- [TO BE DONE]: Repeat everything in the material exactly.

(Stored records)

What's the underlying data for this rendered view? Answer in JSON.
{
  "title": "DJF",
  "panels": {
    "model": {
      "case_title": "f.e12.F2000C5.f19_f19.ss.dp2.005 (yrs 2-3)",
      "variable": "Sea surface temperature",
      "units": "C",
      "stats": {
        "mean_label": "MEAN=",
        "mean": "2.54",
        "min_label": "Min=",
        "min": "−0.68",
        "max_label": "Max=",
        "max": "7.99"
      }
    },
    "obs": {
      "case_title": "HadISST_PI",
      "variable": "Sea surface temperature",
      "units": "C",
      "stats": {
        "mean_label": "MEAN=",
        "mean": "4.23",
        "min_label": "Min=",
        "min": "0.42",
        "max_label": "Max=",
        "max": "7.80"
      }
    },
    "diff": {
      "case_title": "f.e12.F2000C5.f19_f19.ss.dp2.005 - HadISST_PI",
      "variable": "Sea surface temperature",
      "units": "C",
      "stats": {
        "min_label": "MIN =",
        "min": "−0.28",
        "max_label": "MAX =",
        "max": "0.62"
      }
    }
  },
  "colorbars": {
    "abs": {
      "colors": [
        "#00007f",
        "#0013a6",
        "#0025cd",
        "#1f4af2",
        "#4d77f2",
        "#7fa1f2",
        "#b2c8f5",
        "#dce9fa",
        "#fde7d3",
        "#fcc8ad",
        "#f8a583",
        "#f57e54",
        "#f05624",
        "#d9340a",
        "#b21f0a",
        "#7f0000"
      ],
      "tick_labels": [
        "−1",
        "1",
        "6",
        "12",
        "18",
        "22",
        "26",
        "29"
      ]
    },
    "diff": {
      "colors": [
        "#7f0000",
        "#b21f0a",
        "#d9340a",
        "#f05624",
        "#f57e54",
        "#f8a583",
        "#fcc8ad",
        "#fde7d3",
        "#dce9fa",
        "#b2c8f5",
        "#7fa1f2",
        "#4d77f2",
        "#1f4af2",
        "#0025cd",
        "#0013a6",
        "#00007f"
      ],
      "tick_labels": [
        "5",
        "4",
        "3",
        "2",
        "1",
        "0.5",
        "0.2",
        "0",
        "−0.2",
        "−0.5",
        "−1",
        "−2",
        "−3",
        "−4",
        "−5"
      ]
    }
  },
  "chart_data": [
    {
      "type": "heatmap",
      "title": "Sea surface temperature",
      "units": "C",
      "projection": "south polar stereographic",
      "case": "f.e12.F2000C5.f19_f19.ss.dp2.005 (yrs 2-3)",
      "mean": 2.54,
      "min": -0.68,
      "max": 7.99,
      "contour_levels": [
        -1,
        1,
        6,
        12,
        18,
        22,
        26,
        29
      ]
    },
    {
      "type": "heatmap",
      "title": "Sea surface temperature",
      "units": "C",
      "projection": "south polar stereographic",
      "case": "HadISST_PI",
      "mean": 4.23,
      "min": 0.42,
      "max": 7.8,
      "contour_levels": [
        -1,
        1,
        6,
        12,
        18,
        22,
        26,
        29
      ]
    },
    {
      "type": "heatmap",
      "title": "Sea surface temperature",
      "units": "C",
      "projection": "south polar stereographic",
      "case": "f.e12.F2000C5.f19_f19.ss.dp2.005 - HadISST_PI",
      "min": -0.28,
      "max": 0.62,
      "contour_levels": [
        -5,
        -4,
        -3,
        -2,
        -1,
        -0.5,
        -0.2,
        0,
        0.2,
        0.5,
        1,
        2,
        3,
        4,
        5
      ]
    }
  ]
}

- [EXERCISE OUTPUT]:
What's the underlying data for this rendered view? Answer in JSON.
{
  "title": "DJF",
  "panels": {
    "model": {
      "case_title": "f.e12.F2000C5.f19_f19.ss.dp2.005 (yrs 2-3)",
      "variable": "Sea surface temperature",
      "units": "C",
      "stats": {
        "mean_label": "MEAN=",
        "mean": "2.54",
        "min_label": "Min=",
        "min": "−0.68",
        "max_label": "Max=",
        "max": "7.99"
      }
    },
    "obs": {
      "case_title": "HadISST_PI",
      "variable": "Sea surface temperature",
      "units": "C",
      "stats": {
        "mean_label": "MEAN=",
        "mean": "4.23",
        "min_label": "Min=",
        "min": "0.42",
        "max_label": "Max=",
        "max": "7.80"
      }
    },
    "diff": {
      "case_title": "f.e12.F2000C5.f19_f19.ss.dp2.005 - HadISST_PI",
      "variable": "Sea surface temperature",
      "units": "C",
      "stats": {
        "min_label": "MIN =",
        "min": "−0.28",
        "max_label": "MAX =",
        "max": "0.62"
      }
    }
  },
  "colorbars": {
    "abs": {
      "colors": [
        "#00007f",
        "#0013a6",
        "#0025cd",
        "#1f4af2",
        "#4d77f2",
        "#7fa1f2",
        "#b2c8f5",
        "#dce9fa",
        "#fde7d3",
        "#fcc8ad",
        "#f8a583",
        "#f57e54",
        "#f05624",
        "#d9340a",
        "#b21f0a",
        "#7f0000"
      ],
      "tick_labels": [
        "−1",
        "1",
        "6",
        "12",
        "18",
        "22",
        "26",
        "29"
      ]
    },
    "diff": {
      "colors": [
        "#7f0000",
        "#b21f0a",
        "#d9340a",
        "#f05624",
        "#f57e54",
        "#f8a583",
        "#fcc8ad",
        "#fde7d3",
        "#dce9fa",
        "#b2c8f5",
        "#7fa1f2",
        "#4d77f2",
        "#1f4af2",
        "#0025cd",
        "#0013a6",
        "#00007f"
      ],
      "tick_labels": [
        "5",
        "4",
        "3",
        "2",
        "1",
        "0.5",
        "0.2",
        "0",
        "−0.2",
        "−0.5",
        "−1",
        "−2",
        "−3",
        "−4",
        "−5"
      ]
    }
  },
  "chart_data": [
    {
      "type": "heatmap",
      "title": "Sea surface temperature",
      "units": "C",
      "projection": "south polar stereographic",
      "case": "f.e12.F2000C5.f19_f19.ss.dp2.005 (yrs 2-3)",
      "mean": 2.54,
      "min": -0.68,
      "max": 7.99,
      "contour_levels": [
        -1,
        1,
        6,
        12,
        18,
        22,
        26,
        29
      ]
    },
    {
      "type": "heatmap",
      "title": "Sea surface temperature",
      "units": "C",
      "projection": "south polar stereographic",
      "case": "HadISST_PI",
      "mean": 4.23,
      "min": 0.42,
      "max": 7.8,
      "contour_levels": [
        -1,
        1,
        6,
        12,
        18,
        22,
        26,
        29
      ]
    },
    {
      "type": "heatmap",
      "title": "Sea surface temperature",
      "units": "C",
      "projection": "south polar stereographic",
      "case": "f.e12.F2000C5.f19_f19.ss.dp2.005 - HadISST_PI",
      "min": -0.28,
      "max": 0.62,
      "contour_levels": [
        -5,
        -4,
        -3,
        -2,
        -1,
        -0.5,
        -0.2,
        0,
        0.2,
        0.5,
        1,
        2,
        3,
        4,
        5
      ]
    }
  ]
}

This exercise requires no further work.